● **Provided data**:
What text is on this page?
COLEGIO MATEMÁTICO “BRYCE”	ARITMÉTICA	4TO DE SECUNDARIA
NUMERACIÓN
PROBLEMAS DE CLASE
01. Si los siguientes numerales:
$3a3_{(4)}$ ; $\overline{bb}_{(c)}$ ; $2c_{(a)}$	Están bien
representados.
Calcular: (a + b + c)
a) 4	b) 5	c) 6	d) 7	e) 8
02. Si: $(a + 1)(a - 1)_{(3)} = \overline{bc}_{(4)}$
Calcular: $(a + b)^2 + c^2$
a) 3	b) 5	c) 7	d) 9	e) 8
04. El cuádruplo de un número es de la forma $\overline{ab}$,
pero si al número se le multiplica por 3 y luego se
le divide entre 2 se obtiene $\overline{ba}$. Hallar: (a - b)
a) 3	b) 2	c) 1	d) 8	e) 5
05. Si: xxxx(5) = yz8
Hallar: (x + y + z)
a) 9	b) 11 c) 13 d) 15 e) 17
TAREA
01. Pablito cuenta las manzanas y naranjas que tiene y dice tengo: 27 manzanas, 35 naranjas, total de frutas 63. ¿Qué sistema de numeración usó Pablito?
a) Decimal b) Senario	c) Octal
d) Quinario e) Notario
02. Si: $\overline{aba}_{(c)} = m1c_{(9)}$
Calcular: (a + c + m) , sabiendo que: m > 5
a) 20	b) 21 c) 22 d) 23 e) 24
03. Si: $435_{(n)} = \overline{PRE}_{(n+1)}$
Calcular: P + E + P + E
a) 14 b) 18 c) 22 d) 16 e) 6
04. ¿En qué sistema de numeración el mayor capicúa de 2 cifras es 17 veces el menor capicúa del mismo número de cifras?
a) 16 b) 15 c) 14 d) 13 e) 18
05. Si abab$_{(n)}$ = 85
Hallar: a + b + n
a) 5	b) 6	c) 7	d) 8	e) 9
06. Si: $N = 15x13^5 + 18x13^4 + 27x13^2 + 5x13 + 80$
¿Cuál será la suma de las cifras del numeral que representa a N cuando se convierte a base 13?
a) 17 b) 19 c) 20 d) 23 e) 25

● **Exercise brief**: Which lines in the data above contain "Hallar"? Show each one.

● **Exercise result**:
le divide entre 2 se obtiene $\overline{ba}$. Hallar: (a - b)
Hallar: (x + y + z)
Hallar: a + b + n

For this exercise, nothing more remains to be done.